(Records shown):
--------------------

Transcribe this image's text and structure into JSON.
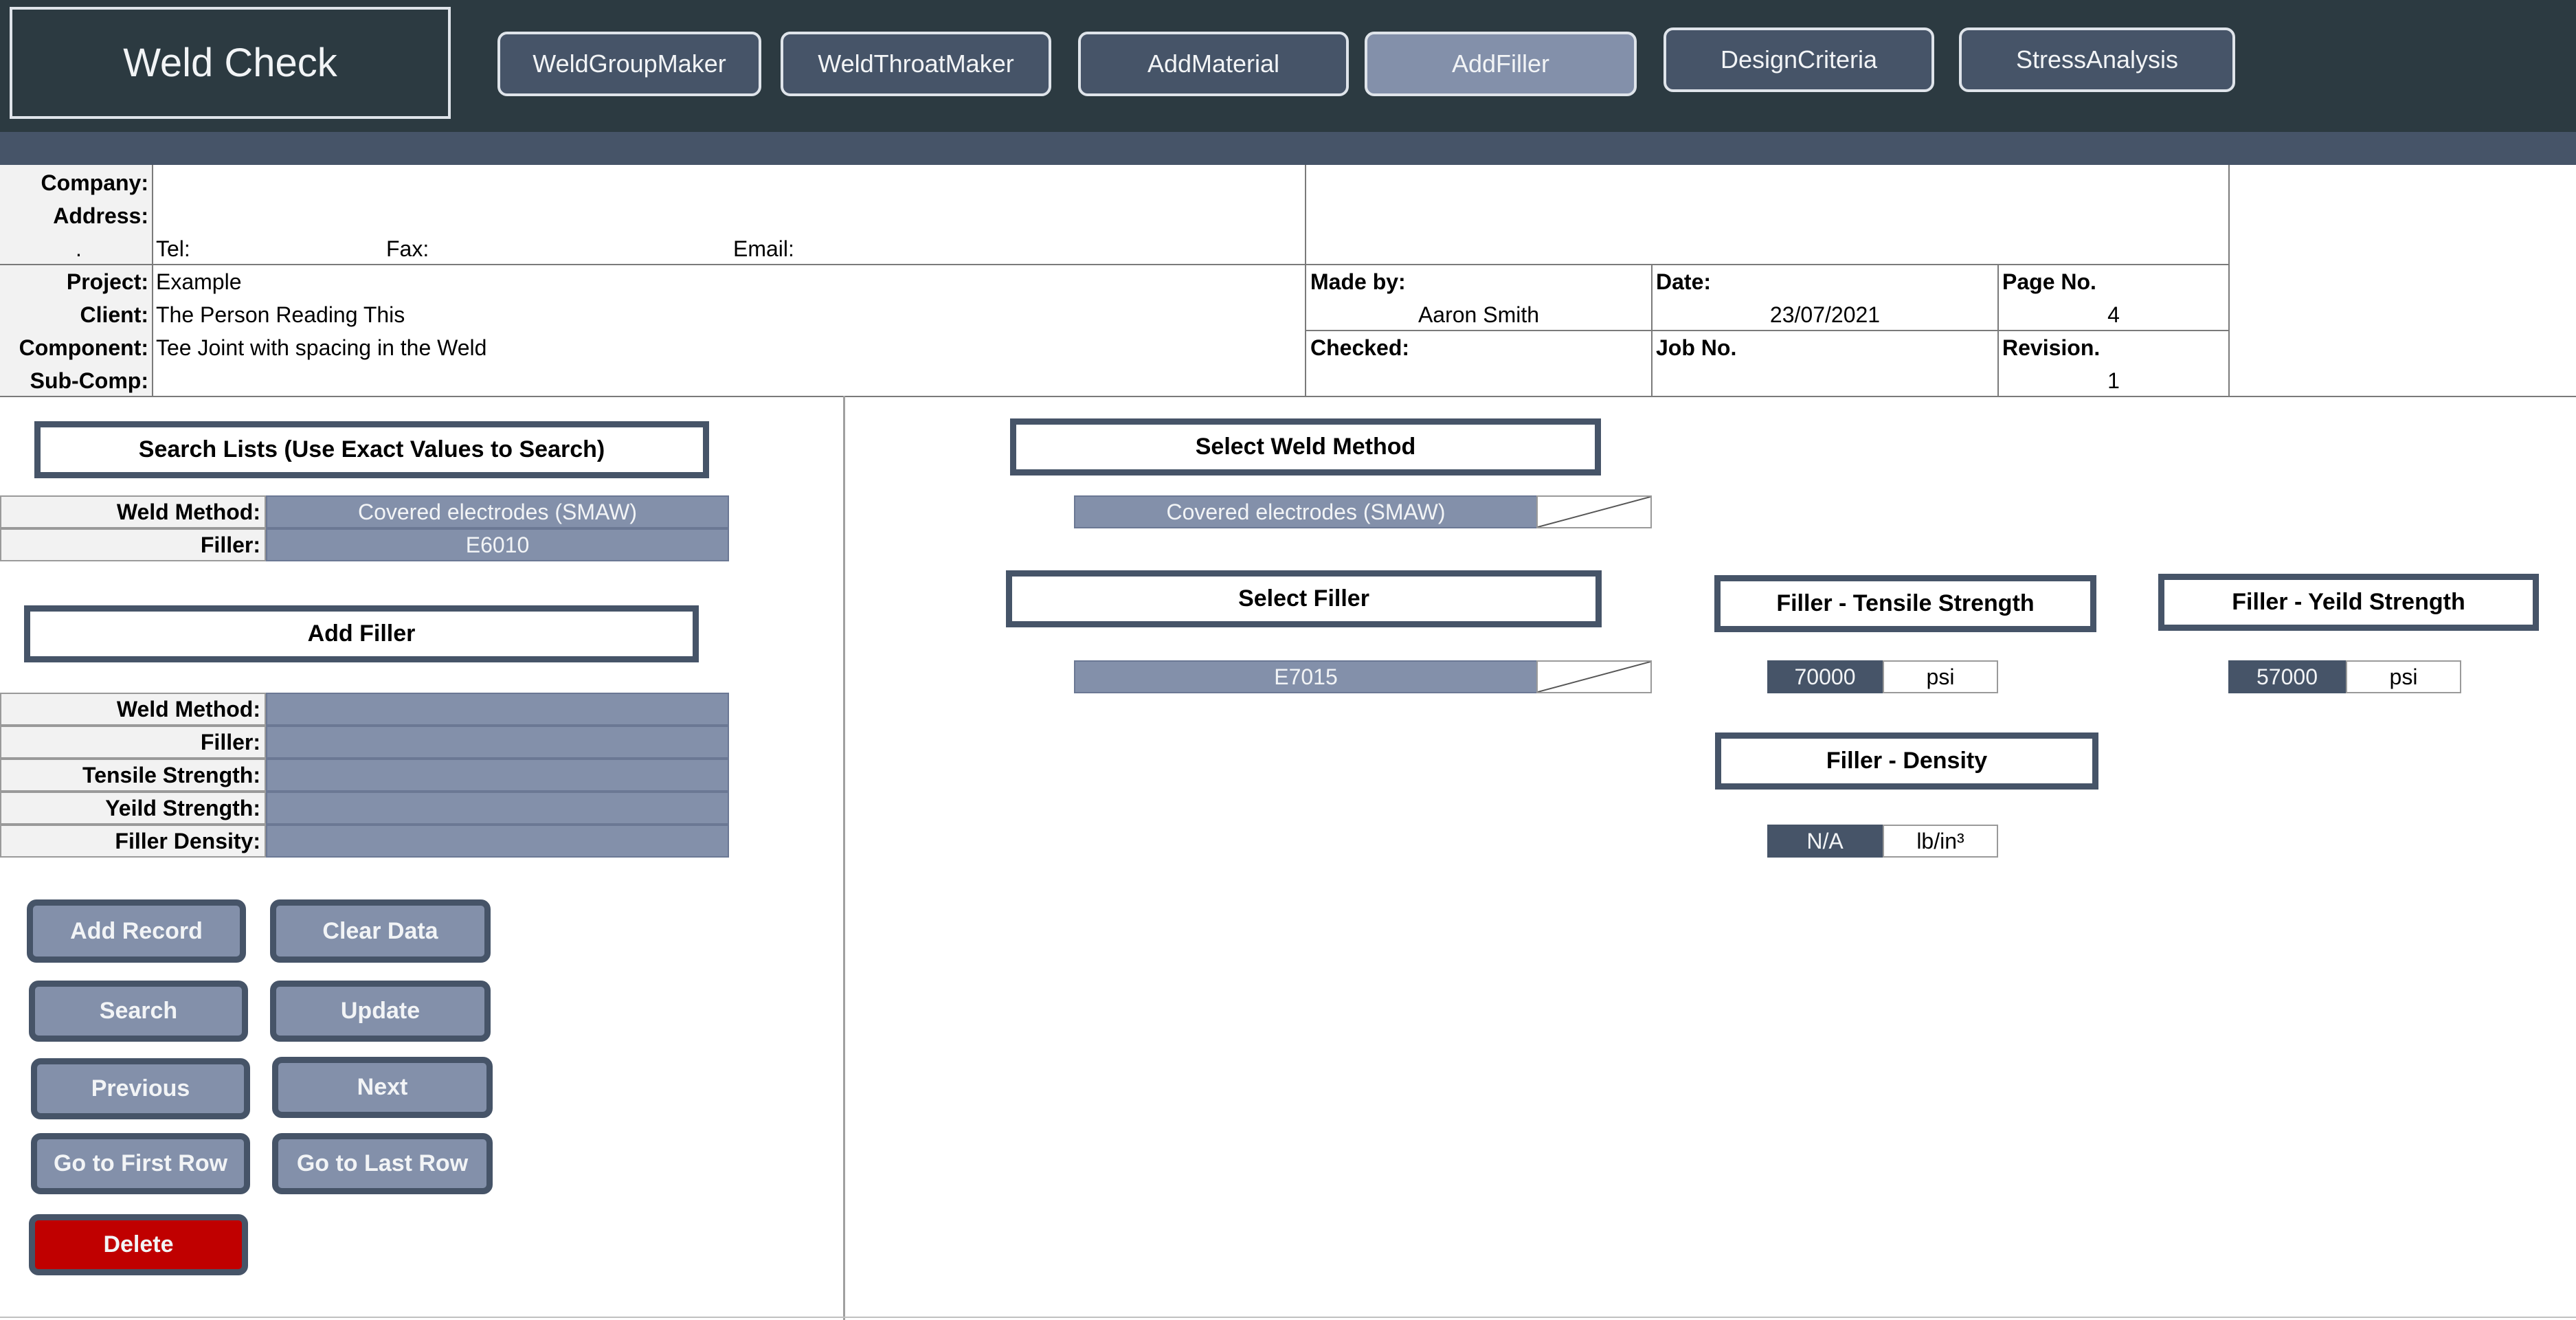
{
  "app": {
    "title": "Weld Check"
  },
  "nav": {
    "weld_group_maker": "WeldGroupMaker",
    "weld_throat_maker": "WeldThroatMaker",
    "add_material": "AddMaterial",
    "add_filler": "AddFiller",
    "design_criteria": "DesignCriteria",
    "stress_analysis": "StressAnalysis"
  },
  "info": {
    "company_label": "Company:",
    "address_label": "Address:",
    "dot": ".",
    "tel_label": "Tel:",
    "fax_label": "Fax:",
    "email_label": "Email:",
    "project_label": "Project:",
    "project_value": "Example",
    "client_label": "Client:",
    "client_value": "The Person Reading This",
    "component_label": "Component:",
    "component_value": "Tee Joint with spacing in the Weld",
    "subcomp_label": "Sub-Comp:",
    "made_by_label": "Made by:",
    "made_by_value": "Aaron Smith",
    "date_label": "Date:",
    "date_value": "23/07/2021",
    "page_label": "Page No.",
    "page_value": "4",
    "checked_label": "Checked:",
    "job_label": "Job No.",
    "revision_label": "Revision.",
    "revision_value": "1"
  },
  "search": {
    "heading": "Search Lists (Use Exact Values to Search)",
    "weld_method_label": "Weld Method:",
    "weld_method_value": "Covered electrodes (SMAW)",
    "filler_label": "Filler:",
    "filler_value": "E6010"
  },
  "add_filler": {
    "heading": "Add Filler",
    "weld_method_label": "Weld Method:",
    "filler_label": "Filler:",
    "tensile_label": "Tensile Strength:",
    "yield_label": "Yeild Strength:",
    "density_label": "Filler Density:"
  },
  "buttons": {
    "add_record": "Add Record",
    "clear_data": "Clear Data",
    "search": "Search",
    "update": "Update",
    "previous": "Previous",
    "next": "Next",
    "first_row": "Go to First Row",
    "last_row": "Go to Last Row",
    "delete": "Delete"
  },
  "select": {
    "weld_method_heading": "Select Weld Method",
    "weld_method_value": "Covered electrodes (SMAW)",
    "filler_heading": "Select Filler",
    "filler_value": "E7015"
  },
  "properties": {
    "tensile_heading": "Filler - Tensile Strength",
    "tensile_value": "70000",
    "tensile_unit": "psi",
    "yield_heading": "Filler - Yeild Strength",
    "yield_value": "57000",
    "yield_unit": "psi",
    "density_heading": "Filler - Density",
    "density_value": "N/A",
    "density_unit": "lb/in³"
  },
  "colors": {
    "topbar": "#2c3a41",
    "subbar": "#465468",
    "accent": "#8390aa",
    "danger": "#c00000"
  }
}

--------------------

(Directions for this task): Pull out all lines of the data with the string "Strength".

(Solution to this problem):
    "tensile_label": "Tensile Strength:",
    "yield_label": "Yeild Strength:",
    "tensile_heading": "Filler - Tensile Strength",
    "yield_heading": "Filler - Yeild Strength",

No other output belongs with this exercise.